**Work to do**.
Reproduce the listing below in full and without alteration, apart from its pictures.

<<<<

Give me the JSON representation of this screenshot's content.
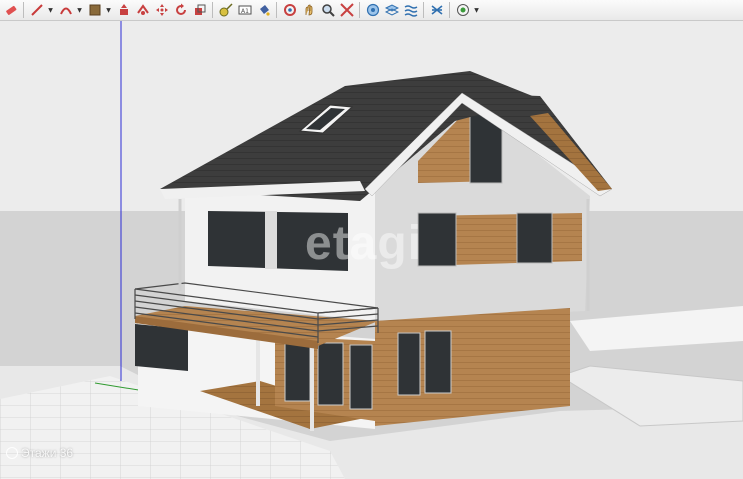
{
  "toolbar": {
    "buttons": [
      {
        "name": "eraser-icon",
        "color": "#d04a4a"
      },
      {
        "name": "pencil-line-icon",
        "color": "#c83a3a"
      },
      {
        "name": "arc-icon",
        "color": "#c83a3a"
      },
      {
        "name": "material-box-icon",
        "color": "#8a6a3a"
      },
      {
        "name": "push-pull-icon",
        "color": "#c84040"
      },
      {
        "name": "follow-me-icon",
        "color": "#c84040"
      },
      {
        "name": "move-icon",
        "color": "#c84040"
      },
      {
        "name": "rotate-icon",
        "color": "#c84040"
      },
      {
        "name": "scale-icon",
        "color": "#c84040"
      },
      {
        "name": "tape-measure-icon",
        "color": "#6a6a20"
      },
      {
        "name": "text-icon",
        "color": "#505050"
      },
      {
        "name": "paint-bucket-icon",
        "color": "#4060a0"
      },
      {
        "name": "orbit-icon",
        "color": "#c84040"
      },
      {
        "name": "pan-icon",
        "color": "#c8a040"
      },
      {
        "name": "zoom-icon",
        "color": "#404040"
      },
      {
        "name": "zoom-extents-icon",
        "color": "#c84040"
      },
      {
        "name": "previous-view-icon",
        "color": "#3070b0"
      },
      {
        "name": "iso-view-icon",
        "color": "#3070b0"
      },
      {
        "name": "section-plane-icon",
        "color": "#3070b0"
      },
      {
        "name": "xray-icon",
        "color": "#3070b0"
      },
      {
        "name": "style-menu-icon",
        "color": "#3a9a3a"
      }
    ]
  },
  "watermark": {
    "center_text": "etagi",
    "corner_text": "Этажи 36"
  },
  "colors": {
    "sky": "#e8e8e8",
    "ground": "#f2f2f2",
    "roof": "#3d3d3d",
    "stucco": "#d9d9d9",
    "wood": "#b58450",
    "glass": "#2f3336",
    "axis_blue": "#2b2bd6",
    "axis_green": "#2f9a2f"
  }
}
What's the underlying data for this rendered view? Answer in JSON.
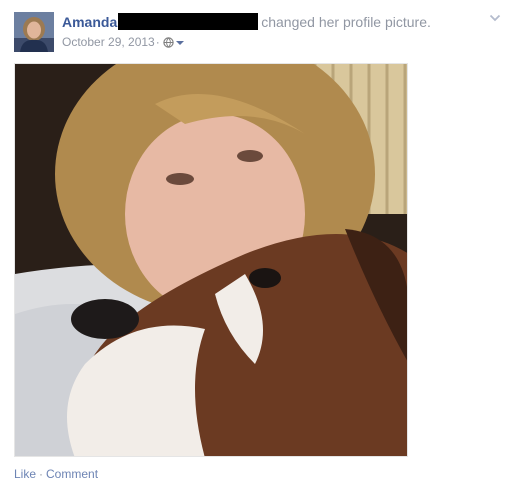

>>>>

**Answer to this exercise**.
Give me the JSON representation of this screenshot's content.
{
  "toolbar": {
    "buttons": [
      {
        "name": "eraser-icon",
        "color": "#d04a4a"
      },
      {
        "name": "pencil-line-icon",
        "color": "#c83a3a"
      },
      {
        "name": "arc-icon",
        "color": "#c83a3a"
      },
      {
        "name": "material-box-icon",
        "color": "#8a6a3a"
      },
      {
        "name": "push-pull-icon",
        "color": "#c84040"
      },
      {
        "name": "follow-me-icon",
        "color": "#c84040"
      },
      {
        "name": "move-icon",
        "color": "#c84040"
      },
      {
        "name": "rotate-icon",
        "color": "#c84040"
      },
      {
        "name": "scale-icon",
        "color": "#c84040"
      },
      {
        "name": "tape-measure-icon",
        "color": "#6a6a20"
      },
      {
        "name": "text-icon",
        "color": "#505050"
      },
      {
        "name": "paint-bucket-icon",
        "color": "#4060a0"
      },
      {
        "name": "orbit-icon",
        "color": "#c84040"
      },
      {
        "name": "pan-icon",
        "color": "#c8a040"
      },
      {
        "name": "zoom-icon",
        "color": "#404040"
      },
      {
        "name": "zoom-extents-icon",
        "color": "#c84040"
      },
      {
        "name": "previous-view-icon",
        "color": "#3070b0"
      },
      {
        "name": "iso-view-icon",
        "color": "#3070b0"
      },
      {
        "name": "section-plane-icon",
        "color": "#3070b0"
      },
      {
        "name": "xray-icon",
        "color": "#3070b0"
      },
      {
        "name": "style-menu-icon",
        "color": "#3a9a3a"
      }
    ]
  },
  "watermark": {
    "center_text": "etagi",
    "corner_text": "Этажи 36"
  },
  "colors": {
    "sky": "#e8e8e8",
    "ground": "#f2f2f2",
    "roof": "#3d3d3d",
    "stucco": "#d9d9d9",
    "wood": "#b58450",
    "glass": "#2f3336",
    "axis_blue": "#2b2bd6",
    "axis_green": "#2f9a2f"
  }
}
What's the underlying data for this rendered view? Answer in JSON.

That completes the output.